___ DATA SUPPLIED ___

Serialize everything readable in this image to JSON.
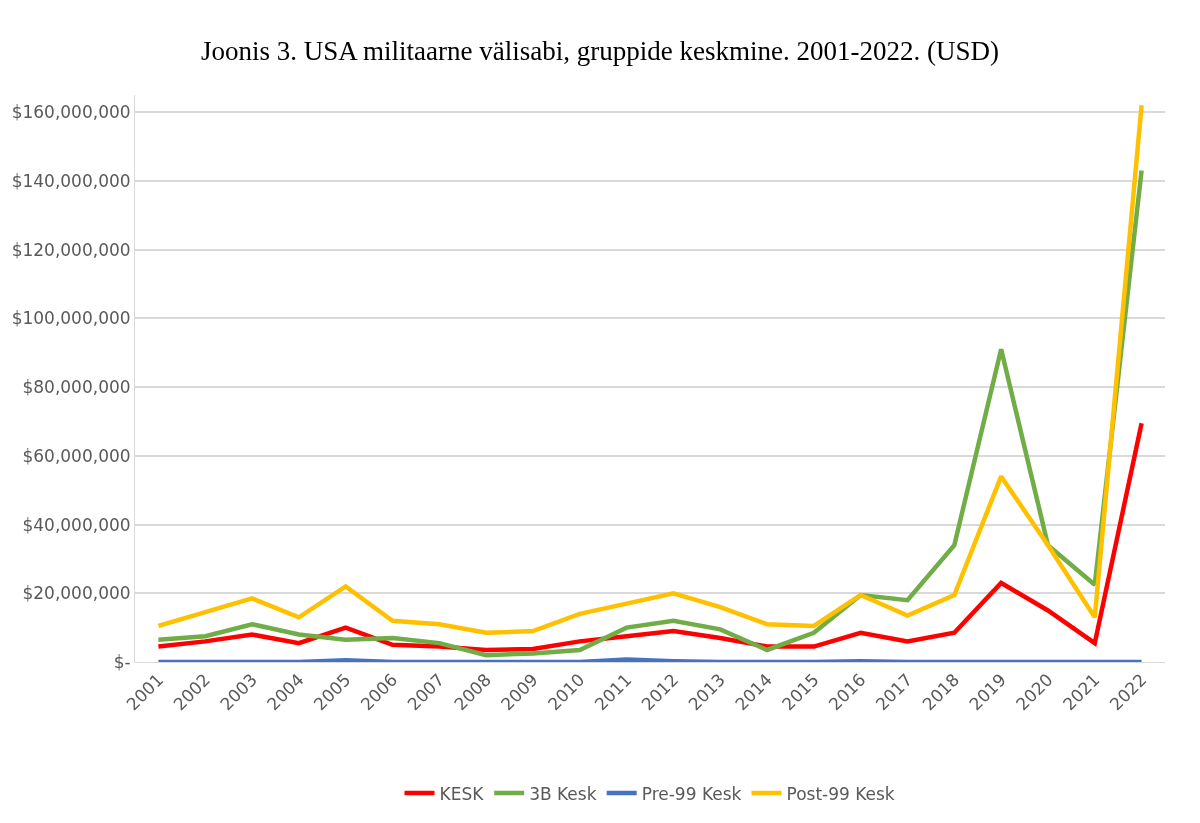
{
  "chart_data": {
    "type": "line",
    "title": "Joonis 3. USA militaarne välisabi, gruppide keskmine. 2001-2022. (USD)",
    "categories": [
      "2001",
      "2002",
      "2003",
      "2004",
      "2005",
      "2006",
      "2007",
      "2008",
      "2009",
      "2010",
      "2011",
      "2012",
      "2013",
      "2014",
      "2015",
      "2016",
      "2017",
      "2018",
      "2019",
      "2020",
      "2021",
      "2022"
    ],
    "series": [
      {
        "name": "KESK",
        "color": "#ff0000",
        "values": [
          4500000,
          6000000,
          8000000,
          5500000,
          10000000,
          5000000,
          4500000,
          3500000,
          3800000,
          6000000,
          7500000,
          9000000,
          7000000,
          4500000,
          4500000,
          8500000,
          6000000,
          8500000,
          23000000,
          15000000,
          5500000,
          69500000
        ]
      },
      {
        "name": "3B Kesk",
        "color": "#70ad47",
        "values": [
          6500000,
          7500000,
          11000000,
          8000000,
          6500000,
          7000000,
          5500000,
          2000000,
          2500000,
          3500000,
          10000000,
          12000000,
          9500000,
          3500000,
          8500000,
          19500000,
          18000000,
          34000000,
          91000000,
          34000000,
          22500000,
          143000000
        ]
      },
      {
        "name": "Pre-99 Kesk",
        "color": "#4472c4",
        "values": [
          0,
          0,
          0,
          0,
          500000,
          0,
          0,
          0,
          0,
          0,
          700000,
          200000,
          0,
          0,
          0,
          200000,
          0,
          0,
          0,
          0,
          0,
          0
        ]
      },
      {
        "name": "Post-99 Kesk",
        "color": "#ffc000",
        "values": [
          10500000,
          14500000,
          18500000,
          13000000,
          22000000,
          12000000,
          11000000,
          8500000,
          9000000,
          14000000,
          17000000,
          20000000,
          16000000,
          11000000,
          10500000,
          19500000,
          13500000,
          19500000,
          54000000,
          34000000,
          13000000,
          162000000
        ]
      }
    ],
    "ylim": [
      0,
      165000000
    ],
    "yticks": [
      {
        "value": 0,
        "label": "$-"
      },
      {
        "value": 20000000,
        "label": "$20,000,000"
      },
      {
        "value": 40000000,
        "label": "$40,000,000"
      },
      {
        "value": 60000000,
        "label": "$60,000,000"
      },
      {
        "value": 80000000,
        "label": "$80,000,000"
      },
      {
        "value": 100000000,
        "label": "$100,000,000"
      },
      {
        "value": 120000000,
        "label": "$120,000,000"
      },
      {
        "value": 140000000,
        "label": "$140,000,000"
      },
      {
        "value": 160000000,
        "label": "$160,000,000"
      }
    ],
    "grid": "y",
    "legend": "bottom",
    "marker": "none",
    "line_style": "solid"
  }
}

___

**INSTRUCTION**
From start to finish, output the listing exactly, but omit its pictures.

**PROBLEM SOLUTION**
Serialize everything readable in this image to JSON.
{
  "chart_data": {
    "type": "line",
    "title": "Joonis 3. USA militaarne välisabi, gruppide keskmine. 2001-2022. (USD)",
    "categories": [
      "2001",
      "2002",
      "2003",
      "2004",
      "2005",
      "2006",
      "2007",
      "2008",
      "2009",
      "2010",
      "2011",
      "2012",
      "2013",
      "2014",
      "2015",
      "2016",
      "2017",
      "2018",
      "2019",
      "2020",
      "2021",
      "2022"
    ],
    "series": [
      {
        "name": "KESK",
        "color": "#ff0000",
        "values": [
          4500000,
          6000000,
          8000000,
          5500000,
          10000000,
          5000000,
          4500000,
          3500000,
          3800000,
          6000000,
          7500000,
          9000000,
          7000000,
          4500000,
          4500000,
          8500000,
          6000000,
          8500000,
          23000000,
          15000000,
          5500000,
          69500000
        ]
      },
      {
        "name": "3B Kesk",
        "color": "#70ad47",
        "values": [
          6500000,
          7500000,
          11000000,
          8000000,
          6500000,
          7000000,
          5500000,
          2000000,
          2500000,
          3500000,
          10000000,
          12000000,
          9500000,
          3500000,
          8500000,
          19500000,
          18000000,
          34000000,
          91000000,
          34000000,
          22500000,
          143000000
        ]
      },
      {
        "name": "Pre-99 Kesk",
        "color": "#4472c4",
        "values": [
          0,
          0,
          0,
          0,
          500000,
          0,
          0,
          0,
          0,
          0,
          700000,
          200000,
          0,
          0,
          0,
          200000,
          0,
          0,
          0,
          0,
          0,
          0
        ]
      },
      {
        "name": "Post-99 Kesk",
        "color": "#ffc000",
        "values": [
          10500000,
          14500000,
          18500000,
          13000000,
          22000000,
          12000000,
          11000000,
          8500000,
          9000000,
          14000000,
          17000000,
          20000000,
          16000000,
          11000000,
          10500000,
          19500000,
          13500000,
          19500000,
          54000000,
          34000000,
          13000000,
          162000000
        ]
      }
    ],
    "ylim": [
      0,
      165000000
    ],
    "yticks": [
      {
        "value": 0,
        "label": "$-"
      },
      {
        "value": 20000000,
        "label": "$20,000,000"
      },
      {
        "value": 40000000,
        "label": "$40,000,000"
      },
      {
        "value": 60000000,
        "label": "$60,000,000"
      },
      {
        "value": 80000000,
        "label": "$80,000,000"
      },
      {
        "value": 100000000,
        "label": "$100,000,000"
      },
      {
        "value": 120000000,
        "label": "$120,000,000"
      },
      {
        "value": 140000000,
        "label": "$140,000,000"
      },
      {
        "value": 160000000,
        "label": "$160,000,000"
      }
    ],
    "grid": "y",
    "legend": "bottom",
    "marker": "none",
    "line_style": "solid"
  }
}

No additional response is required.